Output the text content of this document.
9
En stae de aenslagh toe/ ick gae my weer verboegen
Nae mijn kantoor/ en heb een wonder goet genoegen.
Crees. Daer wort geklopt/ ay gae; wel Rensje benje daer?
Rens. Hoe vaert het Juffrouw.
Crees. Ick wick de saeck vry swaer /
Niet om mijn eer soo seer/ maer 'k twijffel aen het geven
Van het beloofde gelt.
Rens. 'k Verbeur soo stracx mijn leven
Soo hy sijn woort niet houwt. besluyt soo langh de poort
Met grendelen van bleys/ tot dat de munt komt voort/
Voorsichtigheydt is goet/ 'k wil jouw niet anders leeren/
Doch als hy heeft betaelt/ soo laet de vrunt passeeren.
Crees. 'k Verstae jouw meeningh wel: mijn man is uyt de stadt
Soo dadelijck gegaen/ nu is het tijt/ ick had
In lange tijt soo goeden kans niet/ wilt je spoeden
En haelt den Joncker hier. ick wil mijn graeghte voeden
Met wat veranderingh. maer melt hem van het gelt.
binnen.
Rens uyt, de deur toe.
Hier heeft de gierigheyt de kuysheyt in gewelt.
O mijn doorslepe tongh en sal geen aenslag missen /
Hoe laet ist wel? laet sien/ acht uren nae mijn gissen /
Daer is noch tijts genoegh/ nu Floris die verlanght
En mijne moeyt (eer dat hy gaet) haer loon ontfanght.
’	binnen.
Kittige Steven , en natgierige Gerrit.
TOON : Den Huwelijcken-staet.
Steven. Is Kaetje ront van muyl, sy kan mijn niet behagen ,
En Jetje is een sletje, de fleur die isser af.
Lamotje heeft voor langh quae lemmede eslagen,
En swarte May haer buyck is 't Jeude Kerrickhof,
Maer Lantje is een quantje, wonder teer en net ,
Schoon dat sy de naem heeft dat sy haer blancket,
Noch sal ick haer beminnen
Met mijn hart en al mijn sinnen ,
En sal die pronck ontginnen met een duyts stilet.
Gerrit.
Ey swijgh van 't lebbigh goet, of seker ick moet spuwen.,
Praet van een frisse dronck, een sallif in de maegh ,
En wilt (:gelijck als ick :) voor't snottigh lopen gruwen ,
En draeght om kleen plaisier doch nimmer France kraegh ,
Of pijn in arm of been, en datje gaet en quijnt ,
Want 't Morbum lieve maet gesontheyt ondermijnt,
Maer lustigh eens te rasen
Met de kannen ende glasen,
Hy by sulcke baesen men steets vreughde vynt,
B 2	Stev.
• • • •
* **AIM**
Tell how many lines of the records above hold the string "Gerrit". Give no other text.

* **TASK OUTPUT**
2